INPUT:
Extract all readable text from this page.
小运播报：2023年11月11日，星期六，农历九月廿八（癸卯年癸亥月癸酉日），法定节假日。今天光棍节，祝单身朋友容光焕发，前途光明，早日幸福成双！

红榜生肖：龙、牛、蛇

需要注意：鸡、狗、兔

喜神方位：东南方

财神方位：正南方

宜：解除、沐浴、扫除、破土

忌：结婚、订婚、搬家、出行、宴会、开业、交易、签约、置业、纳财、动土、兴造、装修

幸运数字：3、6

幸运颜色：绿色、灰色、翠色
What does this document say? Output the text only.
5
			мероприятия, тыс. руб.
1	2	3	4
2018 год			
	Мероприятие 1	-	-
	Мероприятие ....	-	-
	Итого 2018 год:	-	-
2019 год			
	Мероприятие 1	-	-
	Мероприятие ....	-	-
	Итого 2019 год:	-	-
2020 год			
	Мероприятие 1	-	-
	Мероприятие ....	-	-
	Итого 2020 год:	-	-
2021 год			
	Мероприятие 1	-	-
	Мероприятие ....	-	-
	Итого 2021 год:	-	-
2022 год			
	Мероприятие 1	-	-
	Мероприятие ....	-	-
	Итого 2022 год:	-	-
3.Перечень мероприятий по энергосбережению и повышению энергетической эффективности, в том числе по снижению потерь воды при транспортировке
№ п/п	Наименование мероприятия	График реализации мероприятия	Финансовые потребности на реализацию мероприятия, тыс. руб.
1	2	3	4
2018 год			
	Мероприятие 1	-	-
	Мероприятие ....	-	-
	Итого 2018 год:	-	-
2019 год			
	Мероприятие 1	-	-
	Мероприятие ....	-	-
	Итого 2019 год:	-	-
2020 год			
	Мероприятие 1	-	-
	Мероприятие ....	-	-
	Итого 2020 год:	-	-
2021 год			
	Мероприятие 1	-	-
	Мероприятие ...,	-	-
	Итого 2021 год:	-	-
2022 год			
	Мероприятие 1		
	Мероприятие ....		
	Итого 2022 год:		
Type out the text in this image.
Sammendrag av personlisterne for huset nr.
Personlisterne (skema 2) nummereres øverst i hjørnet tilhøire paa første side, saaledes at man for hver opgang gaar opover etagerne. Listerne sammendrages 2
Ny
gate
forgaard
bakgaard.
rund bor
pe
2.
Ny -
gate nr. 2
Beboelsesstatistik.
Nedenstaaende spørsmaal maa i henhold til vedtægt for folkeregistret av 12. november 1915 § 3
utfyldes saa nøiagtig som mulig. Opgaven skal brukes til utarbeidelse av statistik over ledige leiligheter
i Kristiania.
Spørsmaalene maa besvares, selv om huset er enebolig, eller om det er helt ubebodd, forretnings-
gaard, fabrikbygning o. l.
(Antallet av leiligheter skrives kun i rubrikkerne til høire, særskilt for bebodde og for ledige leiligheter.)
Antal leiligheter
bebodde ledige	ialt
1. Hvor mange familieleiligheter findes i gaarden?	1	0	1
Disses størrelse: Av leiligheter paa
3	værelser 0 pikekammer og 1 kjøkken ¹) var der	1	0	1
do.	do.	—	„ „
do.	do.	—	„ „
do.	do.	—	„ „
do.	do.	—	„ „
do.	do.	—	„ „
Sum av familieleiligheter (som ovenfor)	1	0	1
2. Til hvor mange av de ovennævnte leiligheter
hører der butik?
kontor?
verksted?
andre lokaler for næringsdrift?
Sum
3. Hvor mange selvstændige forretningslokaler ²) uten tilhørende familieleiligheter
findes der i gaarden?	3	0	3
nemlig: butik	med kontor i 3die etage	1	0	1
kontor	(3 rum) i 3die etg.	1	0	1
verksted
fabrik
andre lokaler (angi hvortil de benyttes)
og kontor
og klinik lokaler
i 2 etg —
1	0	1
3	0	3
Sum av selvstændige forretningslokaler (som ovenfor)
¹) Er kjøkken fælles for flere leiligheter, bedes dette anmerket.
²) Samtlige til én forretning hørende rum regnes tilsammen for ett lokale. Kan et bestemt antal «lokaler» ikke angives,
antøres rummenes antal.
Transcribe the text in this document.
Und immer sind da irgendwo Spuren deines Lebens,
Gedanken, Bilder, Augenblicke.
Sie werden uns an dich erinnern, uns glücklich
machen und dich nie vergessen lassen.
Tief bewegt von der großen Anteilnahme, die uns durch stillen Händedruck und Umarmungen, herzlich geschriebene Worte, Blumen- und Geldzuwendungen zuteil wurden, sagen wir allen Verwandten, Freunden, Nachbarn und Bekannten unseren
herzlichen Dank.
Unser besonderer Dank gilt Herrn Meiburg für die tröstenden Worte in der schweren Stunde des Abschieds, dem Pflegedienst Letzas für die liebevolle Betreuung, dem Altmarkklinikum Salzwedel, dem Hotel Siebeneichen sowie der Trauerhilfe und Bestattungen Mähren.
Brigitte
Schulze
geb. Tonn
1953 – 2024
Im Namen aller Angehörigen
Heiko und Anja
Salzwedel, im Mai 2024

TASK DETAILS: Select all lines in the listing that include the word "this".

WORKED SOLUTION:
Extract all readable text from this page.
What does this document say? Output the text only.
Type out the text in this image.
Transcribe the text in this document.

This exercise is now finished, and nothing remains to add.